**** SUPPLIED MATERIAL ****

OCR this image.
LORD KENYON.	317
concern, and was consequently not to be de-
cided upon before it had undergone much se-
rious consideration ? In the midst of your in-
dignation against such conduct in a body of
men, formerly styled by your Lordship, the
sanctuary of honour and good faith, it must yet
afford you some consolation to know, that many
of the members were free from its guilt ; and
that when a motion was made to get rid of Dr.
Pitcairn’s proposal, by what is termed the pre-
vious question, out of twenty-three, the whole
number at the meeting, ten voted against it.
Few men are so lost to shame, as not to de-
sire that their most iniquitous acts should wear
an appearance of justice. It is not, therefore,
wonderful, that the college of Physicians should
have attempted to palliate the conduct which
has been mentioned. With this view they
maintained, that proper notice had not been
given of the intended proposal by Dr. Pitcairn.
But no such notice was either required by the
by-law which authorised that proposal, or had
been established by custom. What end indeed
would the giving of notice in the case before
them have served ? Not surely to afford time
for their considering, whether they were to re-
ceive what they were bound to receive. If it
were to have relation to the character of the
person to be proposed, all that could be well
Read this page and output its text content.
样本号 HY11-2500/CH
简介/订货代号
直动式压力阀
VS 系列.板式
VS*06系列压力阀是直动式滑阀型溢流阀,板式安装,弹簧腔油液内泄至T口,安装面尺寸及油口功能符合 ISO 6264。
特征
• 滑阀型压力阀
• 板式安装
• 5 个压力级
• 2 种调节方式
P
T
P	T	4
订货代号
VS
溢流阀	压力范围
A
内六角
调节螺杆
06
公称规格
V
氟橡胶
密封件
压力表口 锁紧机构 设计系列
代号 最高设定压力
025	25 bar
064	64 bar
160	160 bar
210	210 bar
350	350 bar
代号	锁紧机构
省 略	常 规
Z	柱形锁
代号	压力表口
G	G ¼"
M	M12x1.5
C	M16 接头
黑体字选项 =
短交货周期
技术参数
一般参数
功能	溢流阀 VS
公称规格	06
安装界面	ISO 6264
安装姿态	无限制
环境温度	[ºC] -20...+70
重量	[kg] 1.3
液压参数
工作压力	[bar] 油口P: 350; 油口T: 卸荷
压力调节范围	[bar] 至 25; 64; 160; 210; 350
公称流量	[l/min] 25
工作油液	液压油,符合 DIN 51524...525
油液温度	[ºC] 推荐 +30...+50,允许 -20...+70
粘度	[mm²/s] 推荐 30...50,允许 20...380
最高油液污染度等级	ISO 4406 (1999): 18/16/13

****

** THE REQUEST **
Print all of the entries exactly as they are written.

** WRITTEN ANSWER **
OCR this image.
LORD KENYON.	317
concern, and was consequently not to be de-
cided upon before it had undergone much se-
rious consideration ? In the midst of your in-
dignation against such conduct in a body of
men, formerly styled by your Lordship, the
sanctuary of honour and good faith, it must yet
afford you some consolation to know, that many
of the members were free from its guilt ; and
that when a motion was made to get rid of Dr.
Pitcairn’s proposal, by what is termed the pre-
vious question, out of twenty-three, the whole
number at the meeting, ten voted against it.
Few men are so lost to shame, as not to de-
sire that their most iniquitous acts should wear
an appearance of justice. It is not, therefore,
wonderful, that the college of Physicians should
have attempted to palliate the conduct which
has been mentioned. With this view they
maintained, that proper notice had not been
given of the intended proposal by Dr. Pitcairn.
But no such notice was either required by the
by-law which authorised that proposal, or had
been established by custom. What end indeed
would the giving of notice in the case before
them have served ? Not surely to afford time
for their considering, whether they were to re-
ceive what they were bound to receive. If it
were to have relation to the character of the
person to be proposed, all that could be well
Read this page and output its text content.
样本号 HY11-2500/CH
简介/订货代号
直动式压力阀
VS 系列.板式
VS*06系列压力阀是直动式滑阀型溢流阀,板式安装,弹簧腔油液内泄至T口,安装面尺寸及油口功能符合 ISO 6264。
特征
• 滑阀型压力阀
• 板式安装
• 5 个压力级
• 2 种调节方式
P
T
P	T	4
订货代号
VS
溢流阀	压力范围
A
内六角
调节螺杆
06
公称规格
V
氟橡胶
密封件
压力表口 锁紧机构 设计系列
代号 最高设定压力
025	25 bar
064	64 bar
160	160 bar
210	210 bar
350	350 bar
代号	锁紧机构
省 略	常 规
Z	柱形锁
代号	压力表口
G	G ¼"
M	M12x1.5
C	M16 接头
黑体字选项 =
短交货周期
技术参数
一般参数
功能	溢流阀 VS
公称规格	06
安装界面	ISO 6264
安装姿态	无限制
环境温度	[ºC] -20...+70
重量	[kg] 1.3
液压参数
工作压力	[bar] 油口P: 350; 油口T: 卸荷
压力调节范围	[bar] 至 25; 64; 160; 210; 350
公称流量	[l/min] 25
工作油液	液压油,符合 DIN 51524...525
油液温度	[ºC] 推荐 +30...+50,允许 -20...+70
粘度	[mm²/s] 推荐 30...50,允许 20...380
最高油液污染度等级	ISO 4406 (1999): 18/16/13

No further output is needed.